▶ **WHAT YOU WILL DO**:
Set each entry down verbatim, omitting images.

▶ **EXTRACTED INFORMATION**:
+++

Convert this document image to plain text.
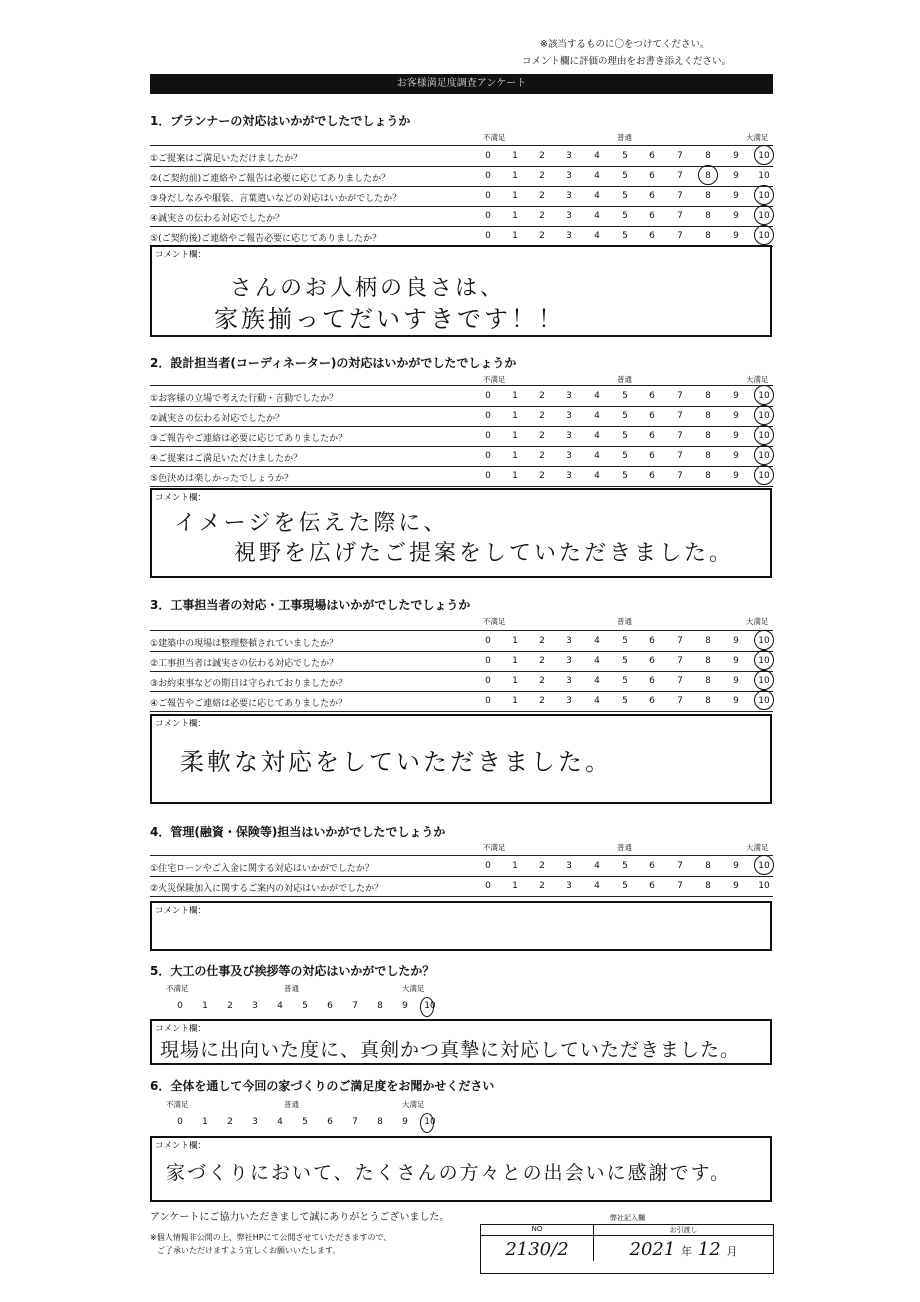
※該当するものに〇をつけてください。
コメント欄に評価の理由をお書き添えください。
お客様満足度調査アンケート
1．プランナーの対応はいかがでしたでしょうか
不満足	普通	大満足
①ご提案はご満足いただけましたか？	0	1	2	3	4	5	6	7	8	9	10
②(ご契約前)ご連絡やご報告は必要に応じてありましたか？	0	1	2	3	4	5	6	7	8	9	10
③身だしなみや服装、言葉遣いなどの対応はいかがでしたか？	0	1	2	3	4	5	6	7	8	9	10
④誠実さの伝わる対応でしたか？	0	1	2	3	4	5	6	7	8	9	10
⑤(ご契約後)ご連絡やご報告必要に応じてありましたか？	0	1	2	3	4	5	6	7	8	9	10
コメント欄：
さんのお人柄の良さは、
家族揃ってだいすきです！！
2．設計担当者(コーディネーター)の対応はいかがでしたでしょうか
不満足	普通	大満足
①お客様の立場で考えた行動・言動でしたか？	0	1	2	3	4	5	6	7	8	9	10
②誠実さの伝わる対応でしたか？	0	1	2	3	4	5	6	7	8	9	10
③ご報告やご連絡は必要に応じてありましたか？	0	1	2	3	4	5	6	7	8	9	10
④ご提案はご満足いただけましたか？	0	1	2	3	4	5	6	7	8	9	10
⑤色決めは楽しかったでしょうか？	0	1	2	3	4	5	6	7	8	9	10
コメント欄：
イメージを伝えた際に、
視野を広げたご提案をしていただきました。
3．工事担当者の対応・工事現場はいかがでしたでしょうか
不満足	普通	大満足
①建築中の現場は整理整頓されていましたか？	0	1	2	3	4	5	6	7	8	9	10
②工事担当者は誠実さの伝わる対応でしたか？	0	1	2	3	4	5	6	7	8	9	10
③お約束事などの期日は守られておりましたか？	0	1	2	3	4	5	6	7	8	9	10
④ご報告やご連絡は必要に応じてありましたか？	0	1	2	3	4	5	6	7	8	9	10
コメント欄：
柔軟な対応をしていただきました。
4．管理(融資・保険等)担当はいかがでしたでしょうか
不満足	普通	大満足
①住宅ローンやご入金に関する対応はいかがでしたか？	0	1	2	3	4	5	6	7	8	9	10
②火災保険加入に関するご案内の対応はいかがでしたか？	0	1	2	3	4	5	6	7	8	9	10
コメント欄：
5．大工の仕事及び挨拶等の対応はいかがでしたか？
不満足	普通	大満足
0	1	2	3	4	5	6	7	8	9	10
コメント欄：
現場に出向いた度に、真剣かつ真摯に対応していただきました。
6．全体を通して今回の家づくりのご満足度をお聞かせください
不満足	普通	大満足
0	1	2	3	4	5	6	7	8	9	10
コメント欄：
家づくりにおいて、たくさんの方々との出会いに感謝です。
アンケートにご協力いただきまして誠にありがとうございました。
※個人情報非公開の上、弊社HPにて公開させていただきますので、
ご了承いただけますよう宜しくお願いいたします。
弊社記入欄
NO
2130/2
お引渡し
2021 年 12 月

+++

▶ **SOLUTION TO THIS TASK**:
Convert this document image to plain text.
※該当するものに〇をつけてください。
コメント欄に評価の理由をお書き添えください。
お客様満足度調査アンケート
1．プランナーの対応はいかがでしたでしょうか
不満足	普通	大満足
①ご提案はご満足いただけましたか？	0	1	2	3	4	5	6	7	8	9	10
②(ご契約前)ご連絡やご報告は必要に応じてありましたか？	0	1	2	3	4	5	6	7	8	9	10
③身だしなみや服装、言葉遣いなどの対応はいかがでしたか？	0	1	2	3	4	5	6	7	8	9	10
④誠実さの伝わる対応でしたか？	0	1	2	3	4	5	6	7	8	9	10
⑤(ご契約後)ご連絡やご報告必要に応じてありましたか？	0	1	2	3	4	5	6	7	8	9	10
コメント欄：
さんのお人柄の良さは、
家族揃ってだいすきです！！
2．設計担当者(コーディネーター)の対応はいかがでしたでしょうか
不満足	普通	大満足
①お客様の立場で考えた行動・言動でしたか？	0	1	2	3	4	5	6	7	8	9	10
②誠実さの伝わる対応でしたか？	0	1	2	3	4	5	6	7	8	9	10
③ご報告やご連絡は必要に応じてありましたか？	0	1	2	3	4	5	6	7	8	9	10
④ご提案はご満足いただけましたか？	0	1	2	3	4	5	6	7	8	9	10
⑤色決めは楽しかったでしょうか？	0	1	2	3	4	5	6	7	8	9	10
コメント欄：
イメージを伝えた際に、
視野を広げたご提案をしていただきました。
3．工事担当者の対応・工事現場はいかがでしたでしょうか
不満足	普通	大満足
①建築中の現場は整理整頓されていましたか？	0	1	2	3	4	5	6	7	8	9	10
②工事担当者は誠実さの伝わる対応でしたか？	0	1	2	3	4	5	6	7	8	9	10
③お約束事などの期日は守られておりましたか？	0	1	2	3	4	5	6	7	8	9	10
④ご報告やご連絡は必要に応じてありましたか？	0	1	2	3	4	5	6	7	8	9	10
コメント欄：
柔軟な対応をしていただきました。
4．管理(融資・保険等)担当はいかがでしたでしょうか
不満足	普通	大満足
①住宅ローンやご入金に関する対応はいかがでしたか？	0	1	2	3	4	5	6	7	8	9	10
②火災保険加入に関するご案内の対応はいかがでしたか？	0	1	2	3	4	5	6	7	8	9	10
コメント欄：
5．大工の仕事及び挨拶等の対応はいかがでしたか？
不満足	普通	大満足
0	1	2	3	4	5	6	7	8	9	10
コメント欄：
現場に出向いた度に、真剣かつ真摯に対応していただきました。
6．全体を通して今回の家づくりのご満足度をお聞かせください
不満足	普通	大満足
0	1	2	3	4	5	6	7	8	9	10
コメント欄：
家づくりにおいて、たくさんの方々との出会いに感謝です。
アンケートにご協力いただきまして誠にありがとうございました。
※個人情報非公開の上、弊社HPにて公開させていただきますので、
ご了承いただけますよう宜しくお願いいたします。
弊社記入欄
NO
2130/2
お引渡し
2021 年 12 月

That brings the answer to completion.